Trecho da fonte:
****************
Projeção ou lobby?
Vitor Augusto Meira França, 34, é economista pela USP, mestre em economia pela FGV-SP e professor universitário – Texto publicado originalmente em Terraço Econômico
Há uma frase atribuída ao economista John Kenneth Galbraith a respeito de projeções econômicas segundo a qual haveria duas classes de economistas que preveem as coisas: aqueles que não sabem e aqueles que não sabem que não sabem. Uma terceira classe também poderia ser considerada: a daqueles que, sabendo ou não, trabalham em defesa de determinados interesses, ou seja, a classe dos lobistas.
Embora fazer previsões seja uma atividade extremamente ingrata, já que o desempenho da economia depende de uma infinidade de variáveis, muitas delas simplesmente imprevisíveis, elaborar cenários é fundamental para qualquer tomada de decisão, da viagem das próximas férias à aquisição da casa própria, por exemplo.
O desafio de tentar prever o futuro da economia fica evidente quando são comparadas as projeções dos economistas aos resultados efetivamente observados. No final de 2014, por exemplo, de acordo com a mediana das expectativas dos analistas consultados pelo Banco Central (BC), o mercado projetava uma alta de 0,5% do PIB brasileiro em 2015. Os dados do IBGE, contudo, mostraram recuo de 3,8%.
É início de ano e está aberta a temporada de previsões para 2017. A incerteza ainda é grande. Há os economistas humildes, que apresentam seus cenários, mas se apressam em apontar a limitação da nossa capacidade de prever o futuro. Eles podem, porém, acabar sendo tomados por inseguros, ao contrário daqueles seus colegas de profissão que apresentam suas projeções com até duas casas depois da vírgula (risos) como se fossem dotados de algum dom divino ou possuíssem verdadeiras bolas de cristal.
Qualquer bom economista reconhece que há mais de experiência, de bom senso, de instinto ou mesmo de arte do que propriamente de ciência na elaboração de projeções. Poucos admitem, contudo, que, por trás dos cenários amplamente divulgados na imprensa, pode haver outros interesses para além do simples anseio de tentar prever o futuro.
Fonte: Bacen, Mídia
Recentemente os economistas do Itaú revisaram de 1,5% para 1% a projeção para o crescimento do PIB deste ano. Apesar da revisão para baixo, a previsão é mais otimista do que o 0,5% da mediana das expectativas do mercado e o 0,3% projetado pelos economistas do Bradesco. Pode ser que os economistas do Itaú estejam vendo algo que os outros ainda não viram, é claro. Pode ser, também, que confiem sobremaneira na capacidade da atual equipe econômica, da qual Ilan Goldfajn, atual presidente do BC e ex-funcionário do Itaú, é um dos integrantes. Vai saber.
****************
Registros brutos:
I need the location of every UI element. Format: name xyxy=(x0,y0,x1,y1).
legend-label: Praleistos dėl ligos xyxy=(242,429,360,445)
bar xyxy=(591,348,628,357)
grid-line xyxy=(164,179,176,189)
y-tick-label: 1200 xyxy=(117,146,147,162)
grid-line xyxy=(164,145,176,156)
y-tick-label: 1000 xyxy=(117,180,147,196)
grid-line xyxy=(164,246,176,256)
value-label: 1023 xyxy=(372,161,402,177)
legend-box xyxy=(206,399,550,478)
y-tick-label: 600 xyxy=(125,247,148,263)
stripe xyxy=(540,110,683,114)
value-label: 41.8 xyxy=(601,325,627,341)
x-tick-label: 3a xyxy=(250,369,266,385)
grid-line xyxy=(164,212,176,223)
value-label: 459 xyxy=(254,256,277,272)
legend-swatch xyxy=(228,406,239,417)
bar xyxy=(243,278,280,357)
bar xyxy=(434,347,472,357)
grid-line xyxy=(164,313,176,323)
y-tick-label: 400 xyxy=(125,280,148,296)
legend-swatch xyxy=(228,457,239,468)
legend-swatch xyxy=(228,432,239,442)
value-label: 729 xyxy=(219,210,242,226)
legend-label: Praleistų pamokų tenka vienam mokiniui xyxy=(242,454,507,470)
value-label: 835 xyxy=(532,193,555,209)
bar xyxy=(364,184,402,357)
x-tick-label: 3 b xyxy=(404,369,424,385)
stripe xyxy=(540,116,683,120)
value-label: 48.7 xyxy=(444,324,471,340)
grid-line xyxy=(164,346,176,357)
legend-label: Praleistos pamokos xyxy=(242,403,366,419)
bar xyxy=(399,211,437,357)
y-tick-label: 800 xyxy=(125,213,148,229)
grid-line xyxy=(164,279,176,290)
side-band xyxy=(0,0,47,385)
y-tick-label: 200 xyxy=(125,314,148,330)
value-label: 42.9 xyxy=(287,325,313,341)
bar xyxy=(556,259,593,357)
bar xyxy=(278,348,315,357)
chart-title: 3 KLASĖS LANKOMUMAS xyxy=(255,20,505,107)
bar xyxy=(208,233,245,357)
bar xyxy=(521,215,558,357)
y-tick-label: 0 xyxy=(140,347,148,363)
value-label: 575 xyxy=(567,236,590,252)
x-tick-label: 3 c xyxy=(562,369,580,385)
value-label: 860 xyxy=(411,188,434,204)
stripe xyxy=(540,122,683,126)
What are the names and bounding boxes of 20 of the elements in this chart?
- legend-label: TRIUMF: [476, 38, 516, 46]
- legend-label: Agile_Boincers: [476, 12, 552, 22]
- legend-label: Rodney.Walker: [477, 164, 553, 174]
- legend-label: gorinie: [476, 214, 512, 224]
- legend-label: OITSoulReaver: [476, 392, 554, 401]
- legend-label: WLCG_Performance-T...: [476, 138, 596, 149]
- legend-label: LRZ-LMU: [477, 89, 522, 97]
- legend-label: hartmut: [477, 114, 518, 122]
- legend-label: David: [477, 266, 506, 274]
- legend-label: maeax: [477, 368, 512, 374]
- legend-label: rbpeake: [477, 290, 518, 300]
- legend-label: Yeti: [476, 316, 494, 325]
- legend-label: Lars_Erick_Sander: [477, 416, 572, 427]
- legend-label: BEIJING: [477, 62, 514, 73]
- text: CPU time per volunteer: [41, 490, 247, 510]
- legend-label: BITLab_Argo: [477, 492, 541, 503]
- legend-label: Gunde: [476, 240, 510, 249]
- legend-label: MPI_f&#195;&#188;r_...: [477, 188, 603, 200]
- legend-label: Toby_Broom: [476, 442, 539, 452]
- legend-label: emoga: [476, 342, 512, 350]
****************
Seu objetivo: Pode reproduzir o artigo sobre previsões econômicas a partir de "Vitor Augusto Meira" e seguindo até "própria, por exemplo.", trocando "projeções" por "estimativas"? A listagem não tem papel algum aqui.

Resultado abaixo:
Vitor Augusto Meira França, 34, é economista pela USP, mestre em economia pela FGV-SP e professor universitário – Texto publicado originalmente em Terraço Econômico
Há uma frase atribuída ao economista John Kenneth Galbraith a respeito de estimativas econômicas segundo a qual haveria duas classes de economistas que preveem as coisas: aqueles que não sabem e aqueles que não sabem que não sabem. Uma terceira classe também poderia ser considerada: a daqueles que, sabendo ou não, trabalham em defesa de determinados interesses, ou seja, a classe dos lobistas.
Embora fazer previsões seja uma atividade extremamente ingrata, já que o desempenho da economia depende de uma infinidade de variáveis, muitas delas simplesmente imprevisíveis, elaborar cenários é fundamental para qualquer tomada de decisão, da viagem das próximas férias à aquisição da casa própria, por exemplo.